((

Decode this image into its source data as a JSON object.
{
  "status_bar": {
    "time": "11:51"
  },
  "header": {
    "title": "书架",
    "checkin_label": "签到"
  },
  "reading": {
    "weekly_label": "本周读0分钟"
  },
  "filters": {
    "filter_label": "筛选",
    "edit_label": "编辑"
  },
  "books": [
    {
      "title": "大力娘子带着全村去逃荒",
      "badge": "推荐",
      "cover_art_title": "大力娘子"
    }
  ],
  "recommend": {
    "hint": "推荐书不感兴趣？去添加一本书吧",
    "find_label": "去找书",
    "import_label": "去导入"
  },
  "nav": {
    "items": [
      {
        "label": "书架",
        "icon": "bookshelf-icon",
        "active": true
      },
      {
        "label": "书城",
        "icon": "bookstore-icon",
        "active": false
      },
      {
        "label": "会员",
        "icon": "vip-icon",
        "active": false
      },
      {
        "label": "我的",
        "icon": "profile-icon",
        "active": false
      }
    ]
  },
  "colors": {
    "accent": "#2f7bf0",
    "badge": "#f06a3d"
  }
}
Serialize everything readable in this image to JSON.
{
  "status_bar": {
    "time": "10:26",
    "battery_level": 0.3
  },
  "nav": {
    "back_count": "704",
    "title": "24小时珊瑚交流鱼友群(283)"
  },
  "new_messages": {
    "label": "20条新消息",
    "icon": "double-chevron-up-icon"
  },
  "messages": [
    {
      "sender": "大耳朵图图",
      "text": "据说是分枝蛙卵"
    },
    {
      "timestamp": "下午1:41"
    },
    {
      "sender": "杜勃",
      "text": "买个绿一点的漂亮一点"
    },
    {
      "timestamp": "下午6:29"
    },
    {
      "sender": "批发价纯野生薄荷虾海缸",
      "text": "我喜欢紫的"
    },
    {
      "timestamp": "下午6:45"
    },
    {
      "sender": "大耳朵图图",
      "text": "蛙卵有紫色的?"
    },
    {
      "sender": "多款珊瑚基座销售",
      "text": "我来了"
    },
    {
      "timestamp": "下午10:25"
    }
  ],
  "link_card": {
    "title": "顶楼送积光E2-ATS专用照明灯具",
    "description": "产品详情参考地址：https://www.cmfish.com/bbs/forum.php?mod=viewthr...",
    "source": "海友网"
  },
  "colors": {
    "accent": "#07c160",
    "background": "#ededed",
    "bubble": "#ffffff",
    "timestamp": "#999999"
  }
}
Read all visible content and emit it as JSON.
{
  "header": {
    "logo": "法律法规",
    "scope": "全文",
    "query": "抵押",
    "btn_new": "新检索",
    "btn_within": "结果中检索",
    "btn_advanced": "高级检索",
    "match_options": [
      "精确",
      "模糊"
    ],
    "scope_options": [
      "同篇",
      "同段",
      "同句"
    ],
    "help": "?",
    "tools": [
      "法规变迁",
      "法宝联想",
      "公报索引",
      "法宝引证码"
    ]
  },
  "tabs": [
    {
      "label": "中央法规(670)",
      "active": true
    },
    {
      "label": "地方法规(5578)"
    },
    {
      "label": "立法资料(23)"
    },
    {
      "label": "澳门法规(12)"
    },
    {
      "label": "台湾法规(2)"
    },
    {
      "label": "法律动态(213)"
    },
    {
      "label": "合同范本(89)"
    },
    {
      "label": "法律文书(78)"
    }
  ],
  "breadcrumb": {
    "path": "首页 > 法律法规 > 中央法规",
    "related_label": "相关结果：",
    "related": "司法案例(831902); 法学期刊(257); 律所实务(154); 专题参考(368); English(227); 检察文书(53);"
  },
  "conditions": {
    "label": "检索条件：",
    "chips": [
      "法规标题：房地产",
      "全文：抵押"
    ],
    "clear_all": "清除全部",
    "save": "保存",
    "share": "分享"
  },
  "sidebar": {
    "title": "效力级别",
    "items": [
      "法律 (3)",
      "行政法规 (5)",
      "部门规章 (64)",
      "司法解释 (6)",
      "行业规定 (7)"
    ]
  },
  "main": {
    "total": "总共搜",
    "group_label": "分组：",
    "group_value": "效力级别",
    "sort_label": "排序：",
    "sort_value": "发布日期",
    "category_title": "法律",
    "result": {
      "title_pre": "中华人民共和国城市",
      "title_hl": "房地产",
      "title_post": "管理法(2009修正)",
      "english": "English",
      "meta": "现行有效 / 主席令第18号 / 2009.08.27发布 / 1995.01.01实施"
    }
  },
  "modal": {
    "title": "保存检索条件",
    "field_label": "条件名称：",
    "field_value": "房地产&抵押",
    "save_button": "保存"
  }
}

))

#### Task prompt
Print the records above exactly as they appear.

#### Result
Decode this image into its source data as a JSON object.
{
  "status_bar": {
    "time": "11:51"
  },
  "header": {
    "title": "书架",
    "checkin_label": "签到"
  },
  "reading": {
    "weekly_label": "本周读0分钟"
  },
  "filters": {
    "filter_label": "筛选",
    "edit_label": "编辑"
  },
  "books": [
    {
      "title": "大力娘子带着全村去逃荒",
      "badge": "推荐",
      "cover_art_title": "大力娘子"
    }
  ],
  "recommend": {
    "hint": "推荐书不感兴趣？去添加一本书吧",
    "find_label": "去找书",
    "import_label": "去导入"
  },
  "nav": {
    "items": [
      {
        "label": "书架",
        "icon": "bookshelf-icon",
        "active": true
      },
      {
        "label": "书城",
        "icon": "bookstore-icon",
        "active": false
      },
      {
        "label": "会员",
        "icon": "vip-icon",
        "active": false
      },
      {
        "label": "我的",
        "icon": "profile-icon",
        "active": false
      }
    ]
  },
  "colors": {
    "accent": "#2f7bf0",
    "badge": "#f06a3d"
  }
}
Serialize everything readable in this image to JSON.
{
  "status_bar": {
    "time": "10:26",
    "battery_level": 0.3
  },
  "nav": {
    "back_count": "704",
    "title": "24小时珊瑚交流鱼友群(283)"
  },
  "new_messages": {
    "label": "20条新消息",
    "icon": "double-chevron-up-icon"
  },
  "messages": [
    {
      "sender": "大耳朵图图",
      "text": "据说是分枝蛙卵"
    },
    {
      "timestamp": "下午1:41"
    },
    {
      "sender": "杜勃",
      "text": "买个绿一点的漂亮一点"
    },
    {
      "timestamp": "下午6:29"
    },
    {
      "sender": "批发价纯野生薄荷虾海缸",
      "text": "我喜欢紫的"
    },
    {
      "timestamp": "下午6:45"
    },
    {
      "sender": "大耳朵图图",
      "text": "蛙卵有紫色的?"
    },
    {
      "sender": "多款珊瑚基座销售",
      "text": "我来了"
    },
    {
      "timestamp": "下午10:25"
    }
  ],
  "link_card": {
    "title": "顶楼送积光E2-ATS专用照明灯具",
    "description": "产品详情参考地址：https://www.cmfish.com/bbs/forum.php?mod=viewthr...",
    "source": "海友网"
  },
  "colors": {
    "accent": "#07c160",
    "background": "#ededed",
    "bubble": "#ffffff",
    "timestamp": "#999999"
  }
}
Read all visible content and emit it as JSON.
{
  "header": {
    "logo": "法律法规",
    "scope": "全文",
    "query": "抵押",
    "btn_new": "新检索",
    "btn_within": "结果中检索",
    "btn_advanced": "高级检索",
    "match_options": [
      "精确",
      "模糊"
    ],
    "scope_options": [
      "同篇",
      "同段",
      "同句"
    ],
    "help": "?",
    "tools": [
      "法规变迁",
      "法宝联想",
      "公报索引",
      "法宝引证码"
    ]
  },
  "tabs": [
    {
      "label": "中央法规(670)",
      "active": true
    },
    {
      "label": "地方法规(5578)"
    },
    {
      "label": "立法资料(23)"
    },
    {
      "label": "澳门法规(12)"
    },
    {
      "label": "台湾法规(2)"
    },
    {
      "label": "法律动态(213)"
    },
    {
      "label": "合同范本(89)"
    },
    {
      "label": "法律文书(78)"
    }
  ],
  "breadcrumb": {
    "path": "首页 > 法律法规 > 中央法规",
    "related_label": "相关结果：",
    "related": "司法案例(831902); 法学期刊(257); 律所实务(154); 专题参考(368); English(227); 检察文书(53);"
  },
  "conditions": {
    "label": "检索条件：",
    "chips": [
      "法规标题：房地产",
      "全文：抵押"
    ],
    "clear_all": "清除全部",
    "save": "保存",
    "share": "分享"
  },
  "sidebar": {
    "title": "效力级别",
    "items": [
      "法律 (3)",
      "行政法规 (5)",
      "部门规章 (64)",
      "司法解释 (6)",
      "行业规定 (7)"
    ]
  },
  "main": {
    "total": "总共搜",
    "group_label": "分组：",
    "group_value": "效力级别",
    "sort_label": "排序：",
    "sort_value": "发布日期",
    "category_title": "法律",
    "result": {
      "title_pre": "中华人民共和国城市",
      "title_hl": "房地产",
      "title_post": "管理法(2009修正)",
      "english": "English",
      "meta": "现行有效 / 主席令第18号 / 2009.08.27发布 / 1995.01.01实施"
    }
  },
  "modal": {
    "title": "保存检索条件",
    "field_label": "条件名称：",
    "field_value": "房地产&抵押",
    "save_button": "保存"
  }
}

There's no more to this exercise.